## TASK OBJECTIVE:
Retype the records that come next, word for word.
═════ EXERCISE MATERIAL ═════
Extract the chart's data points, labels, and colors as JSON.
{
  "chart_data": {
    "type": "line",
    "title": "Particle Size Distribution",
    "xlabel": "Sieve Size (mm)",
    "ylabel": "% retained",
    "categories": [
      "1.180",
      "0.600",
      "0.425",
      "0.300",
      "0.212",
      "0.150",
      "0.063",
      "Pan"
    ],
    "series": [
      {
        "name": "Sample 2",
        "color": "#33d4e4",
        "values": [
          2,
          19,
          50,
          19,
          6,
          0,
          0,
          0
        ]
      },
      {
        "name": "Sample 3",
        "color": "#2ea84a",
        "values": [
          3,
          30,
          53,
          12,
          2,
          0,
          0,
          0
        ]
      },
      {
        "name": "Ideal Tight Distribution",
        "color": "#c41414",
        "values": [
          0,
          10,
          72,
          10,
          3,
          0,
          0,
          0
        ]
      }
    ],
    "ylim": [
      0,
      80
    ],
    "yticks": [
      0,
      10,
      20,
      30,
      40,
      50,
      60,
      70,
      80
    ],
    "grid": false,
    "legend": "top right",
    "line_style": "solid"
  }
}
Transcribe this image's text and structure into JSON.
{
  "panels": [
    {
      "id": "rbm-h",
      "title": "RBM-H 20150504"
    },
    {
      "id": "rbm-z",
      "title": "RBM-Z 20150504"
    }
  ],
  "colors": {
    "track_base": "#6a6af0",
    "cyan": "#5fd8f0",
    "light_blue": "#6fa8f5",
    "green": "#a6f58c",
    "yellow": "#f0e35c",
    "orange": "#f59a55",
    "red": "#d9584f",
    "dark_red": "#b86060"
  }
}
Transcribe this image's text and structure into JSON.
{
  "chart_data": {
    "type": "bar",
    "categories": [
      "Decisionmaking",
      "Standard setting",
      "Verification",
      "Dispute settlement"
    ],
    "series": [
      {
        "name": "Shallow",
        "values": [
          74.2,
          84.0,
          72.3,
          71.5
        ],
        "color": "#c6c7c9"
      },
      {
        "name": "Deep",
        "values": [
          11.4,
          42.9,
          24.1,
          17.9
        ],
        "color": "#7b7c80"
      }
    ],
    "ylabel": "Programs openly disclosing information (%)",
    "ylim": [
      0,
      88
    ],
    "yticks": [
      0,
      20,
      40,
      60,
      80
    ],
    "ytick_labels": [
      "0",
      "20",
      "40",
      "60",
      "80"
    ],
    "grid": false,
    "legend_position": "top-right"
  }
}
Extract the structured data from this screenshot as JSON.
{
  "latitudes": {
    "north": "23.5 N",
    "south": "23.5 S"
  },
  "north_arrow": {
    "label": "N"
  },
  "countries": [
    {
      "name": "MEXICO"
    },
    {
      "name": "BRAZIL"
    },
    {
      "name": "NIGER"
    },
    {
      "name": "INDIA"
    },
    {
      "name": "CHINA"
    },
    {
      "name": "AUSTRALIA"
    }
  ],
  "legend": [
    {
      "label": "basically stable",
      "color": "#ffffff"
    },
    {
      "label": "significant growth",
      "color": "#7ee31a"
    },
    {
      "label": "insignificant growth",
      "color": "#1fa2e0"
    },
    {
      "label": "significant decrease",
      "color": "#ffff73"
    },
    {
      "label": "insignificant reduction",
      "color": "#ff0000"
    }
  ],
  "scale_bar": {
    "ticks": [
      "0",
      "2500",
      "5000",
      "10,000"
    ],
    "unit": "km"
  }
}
═════
## EXERCISE ANSWER:
Extract the chart's data points, labels, and colors as JSON.
{
  "chart_data": {
    "type": "line",
    "title": "Particle Size Distribution",
    "xlabel": "Sieve Size (mm)",
    "ylabel": "% retained",
    "categories": [
      "1.180",
      "0.600",
      "0.425",
      "0.300",
      "0.212",
      "0.150",
      "0.063",
      "Pan"
    ],
    "series": [
      {
        "name": "Sample 2",
        "color": "#33d4e4",
        "values": [
          2,
          19,
          50,
          19,
          6,
          0,
          0,
          0
        ]
      },
      {
        "name": "Sample 3",
        "color": "#2ea84a",
        "values": [
          3,
          30,
          53,
          12,
          2,
          0,
          0,
          0
        ]
      },
      {
        "name": "Ideal Tight Distribution",
        "color": "#c41414",
        "values": [
          0,
          10,
          72,
          10,
          3,
          0,
          0,
          0
        ]
      }
    ],
    "ylim": [
      0,
      80
    ],
    "yticks": [
      0,
      10,
      20,
      30,
      40,
      50,
      60,
      70,
      80
    ],
    "grid": false,
    "legend": "top right",
    "line_style": "solid"
  }
}
Transcribe this image's text and structure into JSON.
{
  "panels": [
    {
      "id": "rbm-h",
      "title": "RBM-H 20150504"
    },
    {
      "id": "rbm-z",
      "title": "RBM-Z 20150504"
    }
  ],
  "colors": {
    "track_base": "#6a6af0",
    "cyan": "#5fd8f0",
    "light_blue": "#6fa8f5",
    "green": "#a6f58c",
    "yellow": "#f0e35c",
    "orange": "#f59a55",
    "red": "#d9584f",
    "dark_red": "#b86060"
  }
}
Transcribe this image's text and structure into JSON.
{
  "chart_data": {
    "type": "bar",
    "categories": [
      "Decisionmaking",
      "Standard setting",
      "Verification",
      "Dispute settlement"
    ],
    "series": [
      {
        "name": "Shallow",
        "values": [
          74.2,
          84.0,
          72.3,
          71.5
        ],
        "color": "#c6c7c9"
      },
      {
        "name": "Deep",
        "values": [
          11.4,
          42.9,
          24.1,
          17.9
        ],
        "color": "#7b7c80"
      }
    ],
    "ylabel": "Programs openly disclosing information (%)",
    "ylim": [
      0,
      88
    ],
    "yticks": [
      0,
      20,
      40,
      60,
      80
    ],
    "ytick_labels": [
      "0",
      "20",
      "40",
      "60",
      "80"
    ],
    "grid": false,
    "legend_position": "top-right"
  }
}
Extract the structured data from this screenshot as JSON.
{
  "latitudes": {
    "north": "23.5 N",
    "south": "23.5 S"
  },
  "north_arrow": {
    "label": "N"
  },
  "countries": [
    {
      "name": "MEXICO"
    },
    {
      "name": "BRAZIL"
    },
    {
      "name": "NIGER"
    },
    {
      "name": "INDIA"
    },
    {
      "name": "CHINA"
    },
    {
      "name": "AUSTRALIA"
    }
  ],
  "legend": [
    {
      "label": "basically stable",
      "color": "#ffffff"
    },
    {
      "label": "significant growth",
      "color": "#7ee31a"
    },
    {
      "label": "insignificant growth",
      "color": "#1fa2e0"
    },
    {
      "label": "significant decrease",
      "color": "#ffff73"
    },
    {
      "label": "insignificant reduction",
      "color": "#ff0000"
    }
  ],
  "scale_bar": {
    "ticks": [
      "0",
      "2500",
      "5000",
      "10,000"
    ],
    "unit": "km"
  }
}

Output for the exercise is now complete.